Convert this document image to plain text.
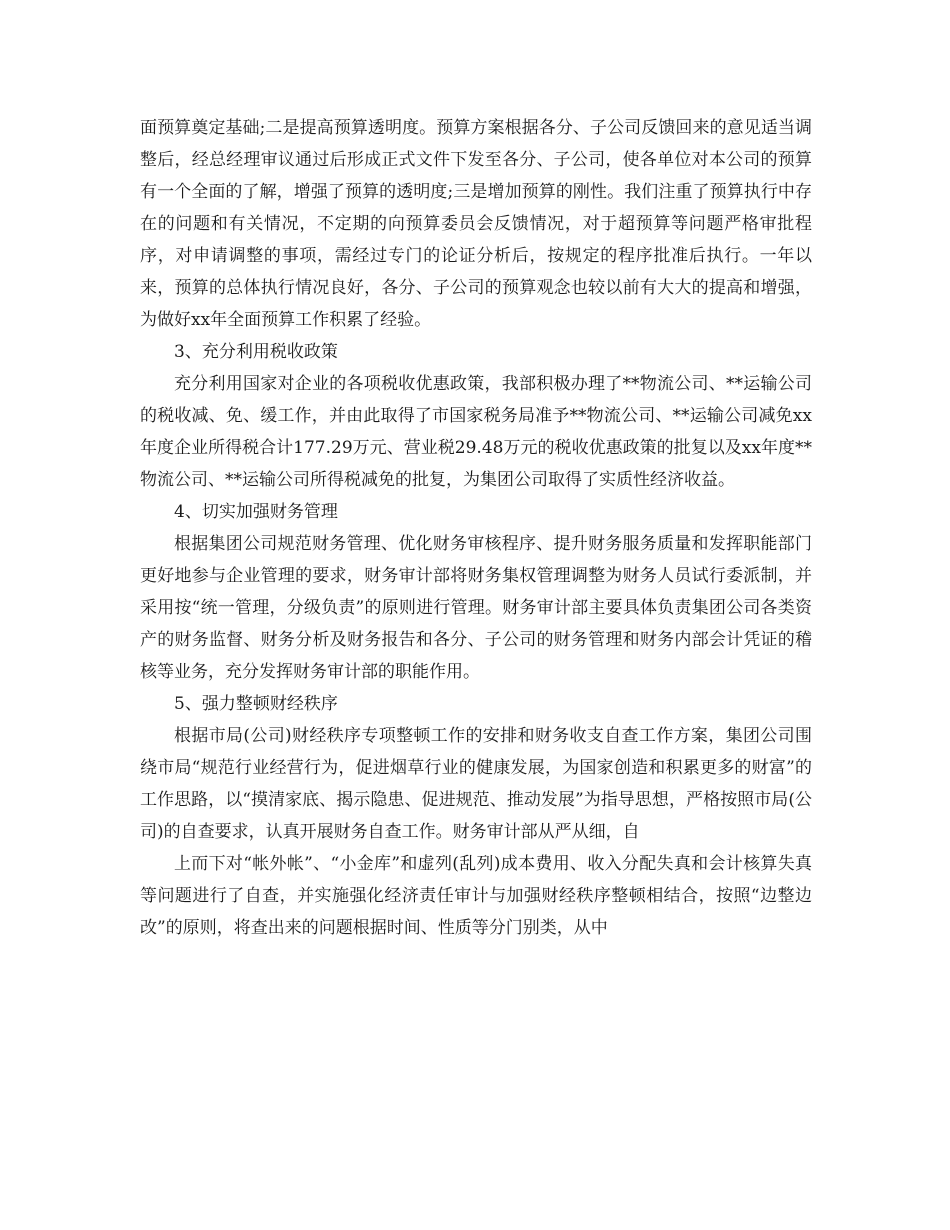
面预算奠定基础;二是提高预算透明度。预算方案根据各分、子公司反馈回来的意见适当调整后，经总经理审议通过后形成正式文件下发至各分、子公司，使各单位对本公司的预算有一个全面的了解，增强了预算的透明度;三是增加预算的刚性。我们注重了预算执行中存在的问题和有关情况，不定期的向预算委员会反馈情况，对于超预算等问题严格审批程序，对申请调整的事项，需经过专门的论证分析后，按规定的程序批准后执行。一年以来，预算的总体执行情况良好，各分、子公司的预算观念也较以前有大大的提高和增强，为做好xx年全面预算工作积累了经验。

3、充分利用税收政策

充分利用国家对企业的各项税收优惠政策，我部积极办理了**物流公司、**运输公司的税收减、免、缓工作，并由此取得了市国家税务局准予**物流公司、**运输公司减免xx年度企业所得税合计177.29万元、营业税29.48万元的税收优惠政策的批复以及xx年度**物流公司、**运输公司所得税减免的批复，为集团公司取得了实质性经济收益。

4、切实加强财务管理

根据集团公司规范财务管理、优化财务审核程序、提升财务服务质量和发挥职能部门更好地参与企业管理的要求，财务审计部将财务集权管理调整为财务人员试行委派制，并采用按“统一管理，分级负责”的原则进行管理。财务审计部主要具体负责集团公司各类资产的财务监督、财务分析及财务报告和各分、子公司的财务管理和财务内部会计凭证的稽核等业务，充分发挥财务审计部的职能作用。

5、强力整顿财经秩序

根据市局(公司)财经秩序专项整顿工作的安排和财务收支自查工作方案，集团公司围绕市局“规范行业经营行为，促进烟草行业的健康发展，为国家创造和积累更多的财富”的工作思路，以“摸清家底、揭示隐患、促进规范、推动发展”为指导思想，严格按照市局(公司)的自查要求，认真开展财务自查工作。财务审计部从严从细，自

上而下对“帐外帐”、“小金库”和虚列(乱列)成本费用、收入分配失真和会计核算失真等问题进行了自查，并实施强化经济责任审计与加强财经秩序整顿相结合，按照“边整边改”的原则，将查出来的问题根据时间、性质等分门别类，从中
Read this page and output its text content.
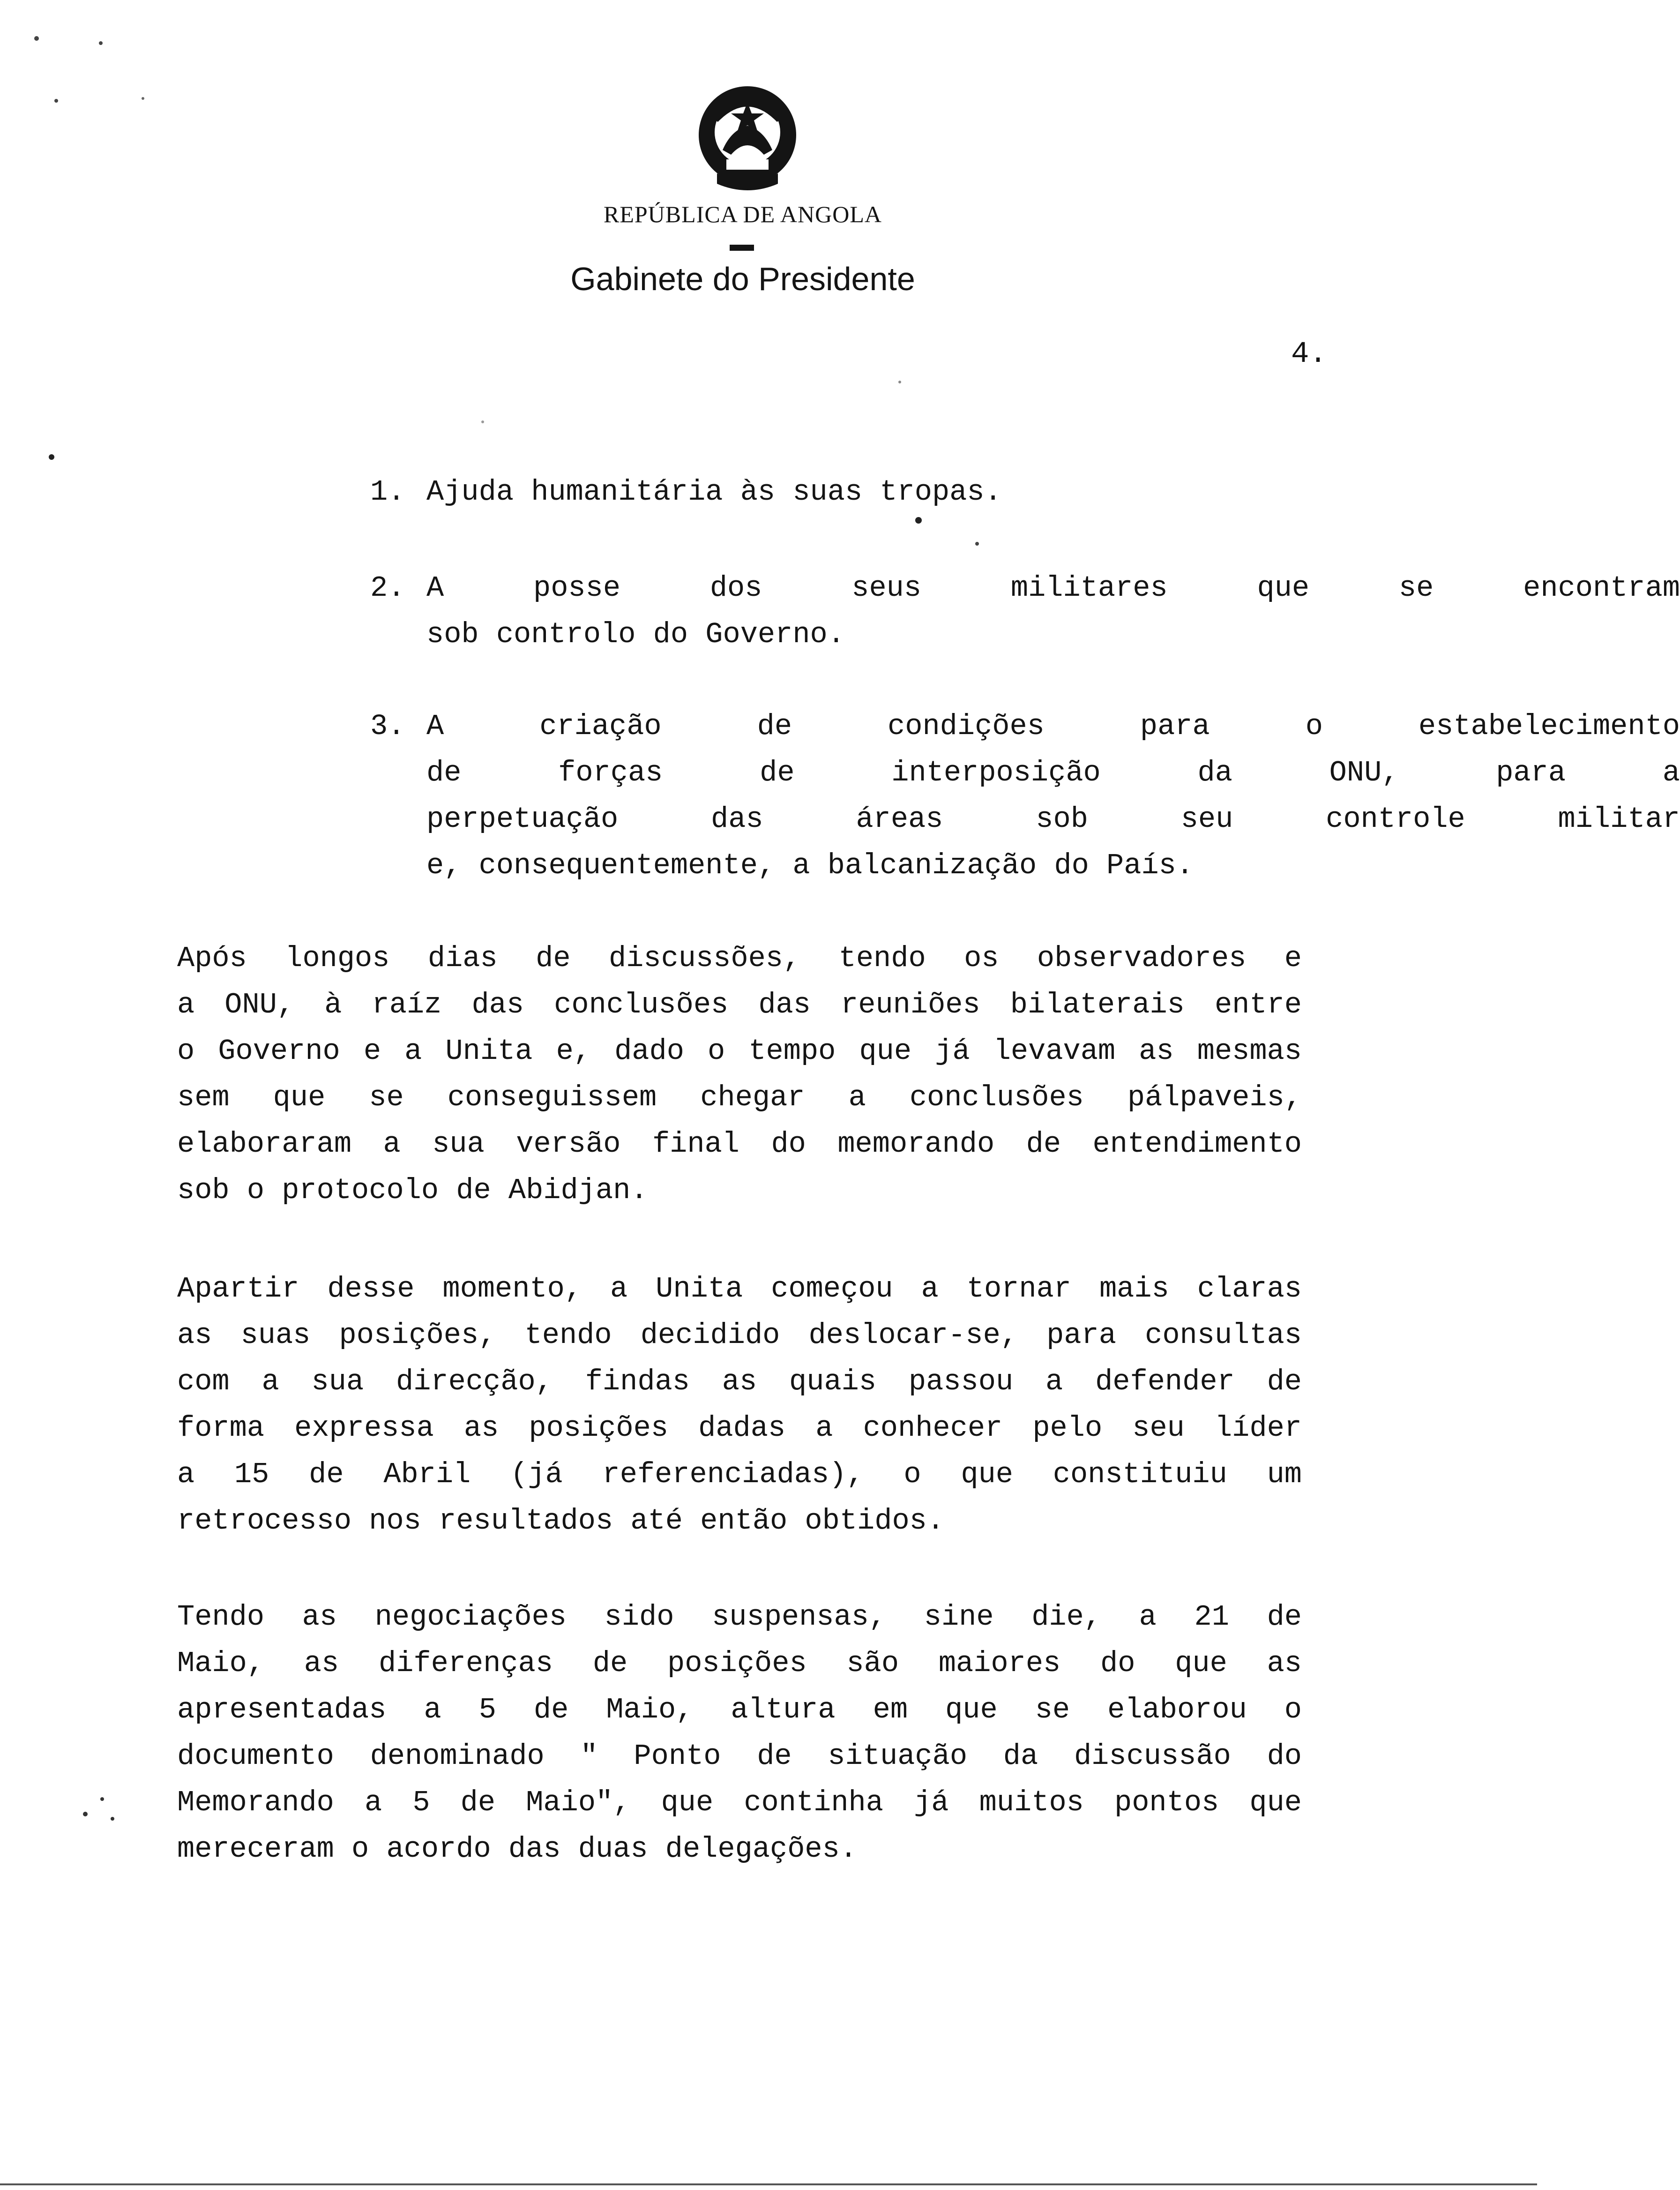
REPÚBLICA DE ANGOLA
Gabinete do Presidente
4.
1. Ajuda humanitária às suas tropas.
2. A posse dos seus militares que se encontram
sob controlo do Governo.
3. A criação de condições para o estabelecimento
de forças de interposição da ONU, para a
perpetuação das áreas sob seu controle militar
e, consequentemente, a balcanização do País.
Após longos dias de discussões, tendo os observadores e
a ONU, à raíz das conclusões das reuniões bilaterais entre
o Governo e a Unita e, dado o tempo que já levavam as mesmas
sem que se conseguissem chegar a conclusões pálpaveis,
elaboraram a sua versão final do memorando de entendimento
sob o protocolo de Abidjan.
Apartir desse momento, a Unita começou a tornar mais claras
as suas posições, tendo decidido deslocar-se, para consultas
com a sua direcção, findas as quais passou a defender de
forma expressa as posições dadas a conhecer pelo seu líder
a 15 de Abril (já referenciadas), o que constituiu um
retrocesso nos resultados até então obtidos.
Tendo as negociações sido suspensas, sine die, a 21 de
Maio, as diferenças de posições são maiores do que as
apresentadas a 5 de Maio, altura em que se elaborou o
documento denominado " Ponto de situação da discussão do
Memorando a 5 de Maio", que continha já muitos pontos que
mereceram o acordo das duas delegações.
++++++++++++++++++++
What is being asked >>
Copy out every line of the listing that contains the string "conclusões".

Finished task >>
a ONU, à raíz das conclusões das reuniões bilaterais entre
sem que se conseguissem chegar a conclusões pálpaveis,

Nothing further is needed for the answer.